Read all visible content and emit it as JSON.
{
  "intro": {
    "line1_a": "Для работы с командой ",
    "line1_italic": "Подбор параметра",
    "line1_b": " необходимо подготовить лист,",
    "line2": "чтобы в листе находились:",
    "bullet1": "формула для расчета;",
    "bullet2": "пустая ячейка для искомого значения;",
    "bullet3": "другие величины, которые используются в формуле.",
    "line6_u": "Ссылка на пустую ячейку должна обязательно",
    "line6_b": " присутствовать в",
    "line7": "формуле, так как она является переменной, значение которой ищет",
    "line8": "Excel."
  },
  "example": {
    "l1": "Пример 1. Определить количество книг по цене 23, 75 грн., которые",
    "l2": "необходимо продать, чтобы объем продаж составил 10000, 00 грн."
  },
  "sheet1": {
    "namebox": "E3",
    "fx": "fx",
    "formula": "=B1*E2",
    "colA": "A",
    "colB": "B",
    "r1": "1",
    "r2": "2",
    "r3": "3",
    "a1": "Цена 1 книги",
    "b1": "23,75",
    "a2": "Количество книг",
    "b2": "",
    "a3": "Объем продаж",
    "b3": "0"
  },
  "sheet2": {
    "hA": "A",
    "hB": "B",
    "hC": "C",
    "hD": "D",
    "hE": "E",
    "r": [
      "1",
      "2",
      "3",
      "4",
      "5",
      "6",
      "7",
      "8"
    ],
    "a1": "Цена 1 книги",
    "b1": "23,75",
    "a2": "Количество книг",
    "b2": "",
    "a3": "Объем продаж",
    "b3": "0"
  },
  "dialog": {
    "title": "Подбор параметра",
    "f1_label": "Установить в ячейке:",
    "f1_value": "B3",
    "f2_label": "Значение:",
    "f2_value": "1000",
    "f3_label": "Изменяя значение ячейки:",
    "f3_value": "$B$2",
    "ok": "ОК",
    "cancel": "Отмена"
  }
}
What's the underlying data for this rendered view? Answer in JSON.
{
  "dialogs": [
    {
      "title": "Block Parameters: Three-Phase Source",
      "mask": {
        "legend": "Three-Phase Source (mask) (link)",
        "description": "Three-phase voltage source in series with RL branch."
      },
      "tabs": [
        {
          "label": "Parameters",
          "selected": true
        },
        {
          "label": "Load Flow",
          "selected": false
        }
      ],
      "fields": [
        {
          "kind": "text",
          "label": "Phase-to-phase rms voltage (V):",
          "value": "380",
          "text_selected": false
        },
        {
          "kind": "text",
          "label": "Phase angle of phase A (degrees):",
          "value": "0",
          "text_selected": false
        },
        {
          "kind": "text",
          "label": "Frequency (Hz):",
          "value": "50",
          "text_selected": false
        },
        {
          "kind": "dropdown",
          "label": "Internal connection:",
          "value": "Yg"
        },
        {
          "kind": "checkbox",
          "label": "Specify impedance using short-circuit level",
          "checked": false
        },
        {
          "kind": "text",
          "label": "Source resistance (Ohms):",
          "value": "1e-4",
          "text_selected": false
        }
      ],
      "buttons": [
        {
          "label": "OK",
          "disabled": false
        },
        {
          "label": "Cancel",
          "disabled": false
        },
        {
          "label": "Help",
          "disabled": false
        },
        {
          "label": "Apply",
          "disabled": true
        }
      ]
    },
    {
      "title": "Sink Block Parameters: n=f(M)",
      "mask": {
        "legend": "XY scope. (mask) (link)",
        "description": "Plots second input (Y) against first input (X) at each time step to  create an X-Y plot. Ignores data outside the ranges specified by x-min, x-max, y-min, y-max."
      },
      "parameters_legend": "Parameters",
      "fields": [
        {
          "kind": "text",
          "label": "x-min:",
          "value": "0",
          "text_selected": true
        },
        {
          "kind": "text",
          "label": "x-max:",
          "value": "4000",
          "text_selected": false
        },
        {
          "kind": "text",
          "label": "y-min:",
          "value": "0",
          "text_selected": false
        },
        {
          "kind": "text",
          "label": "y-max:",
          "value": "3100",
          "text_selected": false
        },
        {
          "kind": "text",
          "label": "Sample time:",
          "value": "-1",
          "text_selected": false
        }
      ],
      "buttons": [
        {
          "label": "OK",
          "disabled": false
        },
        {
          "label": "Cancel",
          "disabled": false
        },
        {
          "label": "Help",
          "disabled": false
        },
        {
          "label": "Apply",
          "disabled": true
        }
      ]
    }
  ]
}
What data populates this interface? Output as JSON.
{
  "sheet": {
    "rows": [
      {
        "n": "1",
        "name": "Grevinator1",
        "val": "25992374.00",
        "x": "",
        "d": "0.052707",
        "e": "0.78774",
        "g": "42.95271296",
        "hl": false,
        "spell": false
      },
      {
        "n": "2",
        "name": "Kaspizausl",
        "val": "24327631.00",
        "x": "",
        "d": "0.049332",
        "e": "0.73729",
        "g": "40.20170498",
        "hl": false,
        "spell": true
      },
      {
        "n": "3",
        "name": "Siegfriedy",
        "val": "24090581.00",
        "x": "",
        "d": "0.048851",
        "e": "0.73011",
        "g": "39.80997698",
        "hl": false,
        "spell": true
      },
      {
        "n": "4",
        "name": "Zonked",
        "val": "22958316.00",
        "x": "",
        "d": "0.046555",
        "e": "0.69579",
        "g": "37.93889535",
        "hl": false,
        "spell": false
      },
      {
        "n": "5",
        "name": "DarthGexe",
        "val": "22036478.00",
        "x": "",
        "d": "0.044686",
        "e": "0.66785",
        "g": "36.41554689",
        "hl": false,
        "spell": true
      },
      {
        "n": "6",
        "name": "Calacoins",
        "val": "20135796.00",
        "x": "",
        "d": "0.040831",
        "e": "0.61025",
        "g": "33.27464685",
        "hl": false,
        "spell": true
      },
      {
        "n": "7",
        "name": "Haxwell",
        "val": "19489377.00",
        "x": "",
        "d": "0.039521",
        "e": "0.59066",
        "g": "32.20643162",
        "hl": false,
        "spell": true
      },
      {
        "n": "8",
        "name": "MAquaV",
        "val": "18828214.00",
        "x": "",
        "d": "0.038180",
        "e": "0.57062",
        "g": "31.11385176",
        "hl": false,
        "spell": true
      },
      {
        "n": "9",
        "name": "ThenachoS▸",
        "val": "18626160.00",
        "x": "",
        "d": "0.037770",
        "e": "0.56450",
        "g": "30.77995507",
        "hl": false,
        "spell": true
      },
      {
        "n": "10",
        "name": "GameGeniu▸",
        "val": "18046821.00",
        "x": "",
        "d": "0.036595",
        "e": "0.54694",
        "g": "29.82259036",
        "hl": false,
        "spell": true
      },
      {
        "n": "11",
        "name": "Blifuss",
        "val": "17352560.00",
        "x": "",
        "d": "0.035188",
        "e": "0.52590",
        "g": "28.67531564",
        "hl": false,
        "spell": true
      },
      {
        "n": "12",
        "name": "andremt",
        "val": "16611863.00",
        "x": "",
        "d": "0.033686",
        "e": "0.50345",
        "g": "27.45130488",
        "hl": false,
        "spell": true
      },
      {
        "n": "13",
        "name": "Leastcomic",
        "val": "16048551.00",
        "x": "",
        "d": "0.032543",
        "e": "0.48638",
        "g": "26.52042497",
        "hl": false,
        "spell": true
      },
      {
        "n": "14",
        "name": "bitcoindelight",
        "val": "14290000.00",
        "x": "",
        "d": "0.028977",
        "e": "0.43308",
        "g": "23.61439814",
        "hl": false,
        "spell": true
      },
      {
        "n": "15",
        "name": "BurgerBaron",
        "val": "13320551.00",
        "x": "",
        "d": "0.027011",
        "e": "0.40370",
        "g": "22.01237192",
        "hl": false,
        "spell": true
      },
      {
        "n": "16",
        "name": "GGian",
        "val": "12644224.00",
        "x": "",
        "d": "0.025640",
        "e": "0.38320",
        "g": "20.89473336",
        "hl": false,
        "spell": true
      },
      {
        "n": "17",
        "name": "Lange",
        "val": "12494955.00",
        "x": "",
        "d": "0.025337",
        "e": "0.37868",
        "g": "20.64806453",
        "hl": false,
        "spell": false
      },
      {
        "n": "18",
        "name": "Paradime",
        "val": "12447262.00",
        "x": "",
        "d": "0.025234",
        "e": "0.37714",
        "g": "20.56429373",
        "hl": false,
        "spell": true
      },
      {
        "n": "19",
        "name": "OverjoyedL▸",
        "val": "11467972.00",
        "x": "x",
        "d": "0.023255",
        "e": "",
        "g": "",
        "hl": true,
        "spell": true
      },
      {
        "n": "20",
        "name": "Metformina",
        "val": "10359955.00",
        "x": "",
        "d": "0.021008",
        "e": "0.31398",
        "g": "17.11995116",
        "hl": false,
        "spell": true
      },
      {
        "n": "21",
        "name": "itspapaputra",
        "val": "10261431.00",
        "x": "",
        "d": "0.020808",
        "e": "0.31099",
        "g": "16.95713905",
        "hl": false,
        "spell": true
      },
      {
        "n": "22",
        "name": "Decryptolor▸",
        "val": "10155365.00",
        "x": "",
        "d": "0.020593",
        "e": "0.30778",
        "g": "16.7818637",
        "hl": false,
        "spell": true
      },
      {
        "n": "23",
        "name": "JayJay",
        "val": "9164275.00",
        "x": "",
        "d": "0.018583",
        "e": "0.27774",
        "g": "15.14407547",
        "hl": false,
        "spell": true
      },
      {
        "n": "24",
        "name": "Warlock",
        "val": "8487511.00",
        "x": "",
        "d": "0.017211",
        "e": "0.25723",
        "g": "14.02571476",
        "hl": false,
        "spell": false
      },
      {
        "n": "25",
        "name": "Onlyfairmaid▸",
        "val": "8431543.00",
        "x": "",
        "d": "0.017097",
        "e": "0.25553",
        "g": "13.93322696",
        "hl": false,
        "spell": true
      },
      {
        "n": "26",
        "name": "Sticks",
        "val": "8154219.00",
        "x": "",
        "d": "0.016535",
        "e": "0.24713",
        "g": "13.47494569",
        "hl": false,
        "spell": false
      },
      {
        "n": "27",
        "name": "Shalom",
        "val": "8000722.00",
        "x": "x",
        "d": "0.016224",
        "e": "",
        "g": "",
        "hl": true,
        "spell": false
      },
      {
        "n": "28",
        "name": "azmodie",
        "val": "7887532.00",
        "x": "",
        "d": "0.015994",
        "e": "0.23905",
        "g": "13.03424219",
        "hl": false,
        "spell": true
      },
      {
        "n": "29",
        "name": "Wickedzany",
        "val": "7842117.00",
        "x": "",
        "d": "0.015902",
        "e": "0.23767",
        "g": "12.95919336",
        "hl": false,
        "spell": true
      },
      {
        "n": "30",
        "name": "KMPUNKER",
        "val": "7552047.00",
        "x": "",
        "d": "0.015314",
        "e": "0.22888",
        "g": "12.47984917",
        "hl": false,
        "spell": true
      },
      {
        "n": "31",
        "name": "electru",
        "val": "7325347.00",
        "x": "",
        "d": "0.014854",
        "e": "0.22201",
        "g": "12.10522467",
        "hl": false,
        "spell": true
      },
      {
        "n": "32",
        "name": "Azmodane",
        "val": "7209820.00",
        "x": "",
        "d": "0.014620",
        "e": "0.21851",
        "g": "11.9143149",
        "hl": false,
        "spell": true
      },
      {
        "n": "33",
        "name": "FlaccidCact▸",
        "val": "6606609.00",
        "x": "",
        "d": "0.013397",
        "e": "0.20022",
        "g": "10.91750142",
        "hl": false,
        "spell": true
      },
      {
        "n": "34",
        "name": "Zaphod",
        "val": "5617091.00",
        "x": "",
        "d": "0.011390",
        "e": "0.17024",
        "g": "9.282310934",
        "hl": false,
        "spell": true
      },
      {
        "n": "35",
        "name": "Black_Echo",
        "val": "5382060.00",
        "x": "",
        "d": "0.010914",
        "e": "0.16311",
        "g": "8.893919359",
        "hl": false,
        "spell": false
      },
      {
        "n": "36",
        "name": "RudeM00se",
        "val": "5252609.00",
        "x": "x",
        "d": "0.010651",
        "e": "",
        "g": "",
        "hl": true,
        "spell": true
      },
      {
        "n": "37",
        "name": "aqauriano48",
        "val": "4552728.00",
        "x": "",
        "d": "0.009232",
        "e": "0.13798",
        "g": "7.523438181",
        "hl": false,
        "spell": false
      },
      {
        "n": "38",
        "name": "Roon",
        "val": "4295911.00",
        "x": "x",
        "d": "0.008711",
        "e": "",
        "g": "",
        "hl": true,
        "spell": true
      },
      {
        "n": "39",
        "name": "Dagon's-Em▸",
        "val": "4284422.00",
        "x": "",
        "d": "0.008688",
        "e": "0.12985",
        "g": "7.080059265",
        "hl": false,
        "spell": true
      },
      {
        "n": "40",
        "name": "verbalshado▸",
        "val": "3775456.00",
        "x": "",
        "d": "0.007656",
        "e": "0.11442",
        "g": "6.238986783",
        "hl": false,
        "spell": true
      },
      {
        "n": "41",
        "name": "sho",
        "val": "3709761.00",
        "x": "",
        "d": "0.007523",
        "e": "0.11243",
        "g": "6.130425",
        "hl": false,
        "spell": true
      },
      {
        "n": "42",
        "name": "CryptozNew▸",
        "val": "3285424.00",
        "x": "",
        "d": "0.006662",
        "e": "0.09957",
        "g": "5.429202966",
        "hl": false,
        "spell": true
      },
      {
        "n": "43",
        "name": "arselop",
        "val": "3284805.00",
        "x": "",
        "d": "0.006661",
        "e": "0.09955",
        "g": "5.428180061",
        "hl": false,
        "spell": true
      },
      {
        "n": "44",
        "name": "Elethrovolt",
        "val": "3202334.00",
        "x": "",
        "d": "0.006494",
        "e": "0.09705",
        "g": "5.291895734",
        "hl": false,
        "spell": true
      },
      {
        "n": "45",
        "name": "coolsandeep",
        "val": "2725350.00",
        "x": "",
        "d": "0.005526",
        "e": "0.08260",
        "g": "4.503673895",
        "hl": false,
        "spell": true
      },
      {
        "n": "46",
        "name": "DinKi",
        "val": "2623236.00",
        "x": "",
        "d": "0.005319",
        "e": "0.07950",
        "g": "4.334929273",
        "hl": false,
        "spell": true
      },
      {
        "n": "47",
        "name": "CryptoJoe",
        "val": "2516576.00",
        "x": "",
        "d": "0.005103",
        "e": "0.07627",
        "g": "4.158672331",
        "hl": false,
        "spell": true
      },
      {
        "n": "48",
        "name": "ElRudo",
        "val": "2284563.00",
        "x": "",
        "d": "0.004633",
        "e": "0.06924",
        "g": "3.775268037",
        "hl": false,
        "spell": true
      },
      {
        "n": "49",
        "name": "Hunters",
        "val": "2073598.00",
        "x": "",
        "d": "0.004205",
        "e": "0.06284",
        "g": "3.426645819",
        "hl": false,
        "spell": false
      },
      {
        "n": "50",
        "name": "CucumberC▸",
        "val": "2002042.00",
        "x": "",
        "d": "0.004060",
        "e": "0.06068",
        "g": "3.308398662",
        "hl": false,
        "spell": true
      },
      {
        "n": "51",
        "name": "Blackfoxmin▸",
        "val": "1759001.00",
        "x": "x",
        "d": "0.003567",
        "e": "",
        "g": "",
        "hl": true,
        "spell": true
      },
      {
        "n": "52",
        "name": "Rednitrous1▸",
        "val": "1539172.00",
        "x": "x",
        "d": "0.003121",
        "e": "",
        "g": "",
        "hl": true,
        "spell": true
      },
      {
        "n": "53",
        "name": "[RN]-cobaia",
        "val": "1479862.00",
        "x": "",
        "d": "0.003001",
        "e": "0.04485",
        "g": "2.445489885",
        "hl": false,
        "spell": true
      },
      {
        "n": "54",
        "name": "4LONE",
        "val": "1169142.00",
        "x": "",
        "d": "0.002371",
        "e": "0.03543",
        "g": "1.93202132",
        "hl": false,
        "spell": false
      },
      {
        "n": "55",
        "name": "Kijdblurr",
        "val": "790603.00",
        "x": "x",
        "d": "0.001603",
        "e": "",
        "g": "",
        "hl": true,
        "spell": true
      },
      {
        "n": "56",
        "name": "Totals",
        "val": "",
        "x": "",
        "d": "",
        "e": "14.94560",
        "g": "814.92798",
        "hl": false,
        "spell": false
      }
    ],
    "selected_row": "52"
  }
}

____

Copy all lines from the listing that contain "необходимо".

    "line1_b": " необходимо подготовить лист,",
    "l2": "необходимо продать, чтобы объем продаж составил 10000, 00 грн."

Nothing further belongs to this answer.